#### [你的任务]
**A)** 请把 Agent 开发入门一文中以“在这个系列中”开头的那段改写得更简短，保留其主要信息。
**B)** 一字不改地输出 Agent 开发入门一文中的一段原文：从含有“在这个系列中，我将带你从零开始，深入理解 Agent 的开发。今天我们先从基础开始：什么是”的地方开始，到“response = llm.generate(user_input)”之后结束。

#### [文档片段]
########################################
Agent 开发入门（一）：从零构建你的第一个智能体

前言

你是否想过 ChatGPT 是如何"思考"的？它不仅能回答问题，还能：

📄 读取文件内容
🔍 搜索网络信息
💻 执行代码
📊 查询数据库

这些能力的背后，都有一个核心概念：Agent（智能体）。

在这个系列中，我将带你从零开始，深入理解 Agent 的开发。今天我们先从基础开始：什么是 Agent？如何从零实现一个简单的 Agent？

本文的特色：我们不依赖 LangChain 的封装，而是从零实现一个 Agent，让你真正理解 Agent 的核心原理！

一、Agent 是什么？

1.1 传统 LLM 的局限

先看看传统的大语言模型（LLM）：

# 传统 LLM 只能"说"，不能"做"
user_input = "读取 test.txt 文件的内容"

response = llm.generate(user_input)
# 输出：抱歉，我无法访问文件系统

问题：LLM 被限制在文本生成领域，无法执行实际操作。

1.2 Agent 的解决方案

Agent 的核心思想：让 LLM 学会使用工具。

# Agent 可以"思考"并"行动"
user_input = "读取 test.txt 文件的内容"

# Agent 的思考过程
thought = "用户想读取文件，我需要调用 read_file 工具"
action = '{"tool": "read_file", "input": "test.txt"}'
observation = "# 欢迎使用 Agent\n\n这是一个示例文件..."

# 最终返回结果
response = "文件内容如下：\n# 欢迎使用 Agent..."

1.3 Agent vs 传统 LLM

特性	传统 LLM	Agent
能力	纯文本生成	思考 + 行动
数据源	训练数据	工具/API/文件系统
自主性	被动回答	主动决策
记忆	无状态	可以保存上下文

二、Agent 的核心：ReAct 框架

2.1 什么是 ReAct？

ReAct = Reasoning（推理）+ Acting（行动）

这是 Agent 最常用的思考模式，核心流程：

┌─────────────────────────────────────────────┐
│  1. Thought（思考）：用户想要什么？           │
│  2. Action（行动）：我需要调用哪个工具？      │
│  3. Observation（观察）：工具返回了什么？     │
│  4. Answer（回答）：基于结果回答用户          │
└─────────────────────────────────────────────┘

2.2 实际例子

用户问题："读取 test.txt 文件的内容"

🤖 Thought: 用户想读取文件，我需要使用 read_file 工具
🔧 Action: {"tool": "read_file", "input": "test.txt"}
📄 Observation: 工具返回文件内容...
✅ Answer: 已成功读取文件，内容是...
########################################
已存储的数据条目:
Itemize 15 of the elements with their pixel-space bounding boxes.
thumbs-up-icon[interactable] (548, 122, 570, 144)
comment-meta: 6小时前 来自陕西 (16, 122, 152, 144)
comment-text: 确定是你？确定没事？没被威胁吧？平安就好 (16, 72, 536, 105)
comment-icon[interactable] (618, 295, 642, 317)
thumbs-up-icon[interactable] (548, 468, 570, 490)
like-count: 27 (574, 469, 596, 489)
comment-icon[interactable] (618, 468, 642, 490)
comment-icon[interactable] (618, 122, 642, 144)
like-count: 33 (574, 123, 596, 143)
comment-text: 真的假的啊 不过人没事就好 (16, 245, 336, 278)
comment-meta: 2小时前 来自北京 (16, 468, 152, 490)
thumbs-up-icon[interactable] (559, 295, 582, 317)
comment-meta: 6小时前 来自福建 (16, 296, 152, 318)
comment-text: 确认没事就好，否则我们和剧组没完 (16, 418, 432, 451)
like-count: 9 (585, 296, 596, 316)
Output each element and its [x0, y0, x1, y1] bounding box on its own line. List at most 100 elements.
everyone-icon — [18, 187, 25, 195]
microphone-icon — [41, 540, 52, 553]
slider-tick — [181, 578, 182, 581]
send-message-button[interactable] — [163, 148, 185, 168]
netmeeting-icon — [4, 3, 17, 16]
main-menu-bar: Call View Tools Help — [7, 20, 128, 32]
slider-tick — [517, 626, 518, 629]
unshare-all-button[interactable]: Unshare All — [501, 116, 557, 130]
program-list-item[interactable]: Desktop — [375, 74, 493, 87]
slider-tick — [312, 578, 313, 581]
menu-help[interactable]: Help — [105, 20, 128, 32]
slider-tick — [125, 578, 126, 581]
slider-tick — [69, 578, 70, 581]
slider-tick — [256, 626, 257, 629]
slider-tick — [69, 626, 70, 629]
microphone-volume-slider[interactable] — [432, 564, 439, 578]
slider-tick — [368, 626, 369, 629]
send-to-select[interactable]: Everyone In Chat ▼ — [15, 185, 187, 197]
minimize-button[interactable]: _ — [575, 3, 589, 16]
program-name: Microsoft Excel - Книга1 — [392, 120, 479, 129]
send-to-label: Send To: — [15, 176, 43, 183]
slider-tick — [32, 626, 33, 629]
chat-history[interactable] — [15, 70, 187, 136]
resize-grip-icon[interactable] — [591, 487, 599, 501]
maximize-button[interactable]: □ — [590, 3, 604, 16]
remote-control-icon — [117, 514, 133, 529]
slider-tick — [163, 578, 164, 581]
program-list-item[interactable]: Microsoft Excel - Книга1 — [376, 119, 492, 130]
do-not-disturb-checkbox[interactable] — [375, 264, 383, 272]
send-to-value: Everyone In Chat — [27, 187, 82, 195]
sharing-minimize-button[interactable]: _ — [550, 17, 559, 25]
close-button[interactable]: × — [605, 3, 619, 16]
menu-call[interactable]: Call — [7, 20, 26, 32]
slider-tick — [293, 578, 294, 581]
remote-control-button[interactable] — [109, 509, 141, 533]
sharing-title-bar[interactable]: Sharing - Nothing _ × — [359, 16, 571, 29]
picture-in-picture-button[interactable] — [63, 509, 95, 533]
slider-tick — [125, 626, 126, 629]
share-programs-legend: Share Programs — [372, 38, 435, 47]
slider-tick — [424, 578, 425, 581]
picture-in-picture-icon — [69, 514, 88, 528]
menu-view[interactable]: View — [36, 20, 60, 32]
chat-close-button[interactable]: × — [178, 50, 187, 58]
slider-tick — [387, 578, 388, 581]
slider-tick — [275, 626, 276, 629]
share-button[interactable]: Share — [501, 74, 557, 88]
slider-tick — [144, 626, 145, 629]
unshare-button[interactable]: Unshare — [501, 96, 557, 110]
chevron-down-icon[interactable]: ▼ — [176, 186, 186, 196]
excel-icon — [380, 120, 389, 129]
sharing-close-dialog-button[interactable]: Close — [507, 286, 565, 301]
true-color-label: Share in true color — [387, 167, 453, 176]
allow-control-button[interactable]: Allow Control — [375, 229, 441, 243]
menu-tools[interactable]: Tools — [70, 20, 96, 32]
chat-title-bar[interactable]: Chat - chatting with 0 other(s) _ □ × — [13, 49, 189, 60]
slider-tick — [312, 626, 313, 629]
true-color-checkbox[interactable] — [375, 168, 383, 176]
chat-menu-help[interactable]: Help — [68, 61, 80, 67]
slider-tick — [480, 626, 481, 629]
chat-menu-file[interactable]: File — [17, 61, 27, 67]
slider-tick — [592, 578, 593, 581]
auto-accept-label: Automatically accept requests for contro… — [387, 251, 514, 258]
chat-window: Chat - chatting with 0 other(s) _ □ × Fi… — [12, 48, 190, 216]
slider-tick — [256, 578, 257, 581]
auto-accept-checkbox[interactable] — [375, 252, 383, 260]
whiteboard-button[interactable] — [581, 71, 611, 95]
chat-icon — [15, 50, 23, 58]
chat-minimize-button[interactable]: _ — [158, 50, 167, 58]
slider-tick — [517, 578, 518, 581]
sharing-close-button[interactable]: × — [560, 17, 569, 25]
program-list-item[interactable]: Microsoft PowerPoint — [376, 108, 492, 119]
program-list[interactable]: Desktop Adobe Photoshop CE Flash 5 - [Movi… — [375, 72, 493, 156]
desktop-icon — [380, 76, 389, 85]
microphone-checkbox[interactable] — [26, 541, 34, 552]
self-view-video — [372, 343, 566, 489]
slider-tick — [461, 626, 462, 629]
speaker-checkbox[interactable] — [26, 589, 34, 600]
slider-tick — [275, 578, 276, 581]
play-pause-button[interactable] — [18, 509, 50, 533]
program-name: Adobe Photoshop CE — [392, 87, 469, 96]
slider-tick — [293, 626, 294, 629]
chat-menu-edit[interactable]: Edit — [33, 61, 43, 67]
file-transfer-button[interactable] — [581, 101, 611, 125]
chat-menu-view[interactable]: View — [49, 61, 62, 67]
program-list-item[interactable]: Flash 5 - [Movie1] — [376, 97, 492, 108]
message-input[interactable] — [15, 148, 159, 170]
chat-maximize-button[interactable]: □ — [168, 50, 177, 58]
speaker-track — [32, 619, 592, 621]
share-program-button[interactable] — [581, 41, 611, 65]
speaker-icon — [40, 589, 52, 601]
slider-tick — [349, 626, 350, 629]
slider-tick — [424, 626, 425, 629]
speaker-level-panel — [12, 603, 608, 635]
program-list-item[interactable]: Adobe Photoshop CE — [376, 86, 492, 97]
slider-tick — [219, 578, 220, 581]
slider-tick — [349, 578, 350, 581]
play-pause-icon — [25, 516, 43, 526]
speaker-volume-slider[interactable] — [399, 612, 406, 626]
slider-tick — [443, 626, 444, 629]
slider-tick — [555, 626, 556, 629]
########################################
#### [任务结果]
**A)** 本系列从零讲解 Agent 开发。本篇先讲基础：Agent 是什么，以及如何从零实现一个简单的 Agent。

**B)**
在这个系列中，我将带你从零开始，深入理解 Agent 的开发。今天我们先从基础开始：什么是 Agent？如何从零实现一个简单的 Agent？

本文的特色：我们不依赖 LangChain 的封装，而是从零实现一个 Agent，让你真正理解 Agent 的核心原理！

一、Agent 是什么？

1.1 传统 LLM 的局限

先看看传统的大语言模型（LLM）：

# 传统 LLM 只能"说"，不能"做"
user_input = "读取 test.txt 文件的内容"

response = llm.generate(user_input)